→ **Excerpt to read**:
The height of each system is determined automatically by LilyPond, to keep systems from bumping into each other, some minimum distances are set. By changing these, you can put staves closer together, and thus put more systems onto one page.

Normally staves are stacked vertically. To make staves maintain a distance, their vertical size is padded. This is done with the property minimumVerticalExtent. It takes a pair of numbers, so if you want to make it smaller from its, then you could set

       \set Staff.minimumVerticalExtent = #'(-4 . 4)

This sets the vertical size of the current staff to 4 staff spaces on either side of the center staff line. The argument of minimumVerticalExtent is interpreted as an interval, where the center line is the 0, so the first number is generally negative. The staff can be made larger at the bottom by setting it to (-6 . 4).

The piano staves are handled a little differently: to make cross-staff beaming work correctly, it is necessary that the distance between staves is fixed beforehand. This is also done with a VerticalAlignment object, created in PianoStaff. In this object the distance between the staves is fixed by setting forced-distance. If you want to override this, use a \context block as follows:

       \paper {
         \context {
           \PianoStaffContext
           \override VerticalAlignment #'forced-distance = #9
         }
         ...
       }

This would bring the staves together at a distance of 9 staff spaces, measured from the center line of each staff.

See also

Internals: Vertical alignment of staves is handled by the VerticalAlignment object.

(Excerpts from a dataset)
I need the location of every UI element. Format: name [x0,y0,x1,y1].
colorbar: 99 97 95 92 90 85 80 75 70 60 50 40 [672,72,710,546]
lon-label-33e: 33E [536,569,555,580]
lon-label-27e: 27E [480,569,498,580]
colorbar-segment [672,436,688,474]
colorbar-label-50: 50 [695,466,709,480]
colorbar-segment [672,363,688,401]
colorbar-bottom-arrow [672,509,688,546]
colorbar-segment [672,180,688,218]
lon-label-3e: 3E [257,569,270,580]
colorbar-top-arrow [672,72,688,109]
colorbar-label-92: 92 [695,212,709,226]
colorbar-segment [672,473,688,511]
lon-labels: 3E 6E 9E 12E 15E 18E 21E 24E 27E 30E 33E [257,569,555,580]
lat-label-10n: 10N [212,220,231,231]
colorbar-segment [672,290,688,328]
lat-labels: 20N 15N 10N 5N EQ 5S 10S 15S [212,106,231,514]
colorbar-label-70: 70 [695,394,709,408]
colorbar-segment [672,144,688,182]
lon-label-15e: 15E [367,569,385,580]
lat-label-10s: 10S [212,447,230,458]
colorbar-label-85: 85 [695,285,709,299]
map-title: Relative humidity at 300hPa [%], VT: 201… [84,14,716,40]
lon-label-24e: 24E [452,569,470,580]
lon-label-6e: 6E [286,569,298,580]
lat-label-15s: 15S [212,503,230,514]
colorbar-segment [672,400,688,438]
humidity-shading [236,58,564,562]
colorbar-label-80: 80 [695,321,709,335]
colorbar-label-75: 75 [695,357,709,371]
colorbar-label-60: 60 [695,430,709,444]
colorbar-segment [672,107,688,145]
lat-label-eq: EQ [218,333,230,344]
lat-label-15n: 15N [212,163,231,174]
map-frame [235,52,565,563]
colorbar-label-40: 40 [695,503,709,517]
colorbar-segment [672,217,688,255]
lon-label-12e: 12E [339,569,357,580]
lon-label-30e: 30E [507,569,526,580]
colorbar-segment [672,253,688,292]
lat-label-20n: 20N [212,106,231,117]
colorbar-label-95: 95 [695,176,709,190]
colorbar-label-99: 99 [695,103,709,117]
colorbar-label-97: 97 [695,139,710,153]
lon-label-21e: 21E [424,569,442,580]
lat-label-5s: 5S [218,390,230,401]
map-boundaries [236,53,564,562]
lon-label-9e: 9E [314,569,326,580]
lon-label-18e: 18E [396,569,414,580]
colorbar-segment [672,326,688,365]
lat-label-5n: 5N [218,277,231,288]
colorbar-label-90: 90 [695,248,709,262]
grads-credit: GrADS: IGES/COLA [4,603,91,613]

→ **Requirement A**:
Reproduce the portion of the staff spacing text starting at "This sets the" and ending at "it to (-6 . 4).".
→ **Requirement B**:
According to the staff spacing text, why must the distance between piano staves be fixed beforehand? Answer in one to three sentences.
→ **Requirement C**:
List every command starting with a backslash that appears in the code of the staff spacing text.

→ **Task output A**:
This sets the vertical size of the current staff to 4 staff spaces on either side of the center staff line. The argument of minimumVerticalExtent is interpreted as an interval, where the center line is the 0, so the first number is generally negative. The staff can be made larger at the bottom by setting it to (-6 . 4).

→ **Task output B**:
The distance between piano staves must be fixed beforehand so that cross-staff beaming works correctly.

→ **Task output C**:
\set
\paper
\context
\PianoStaffContext
\override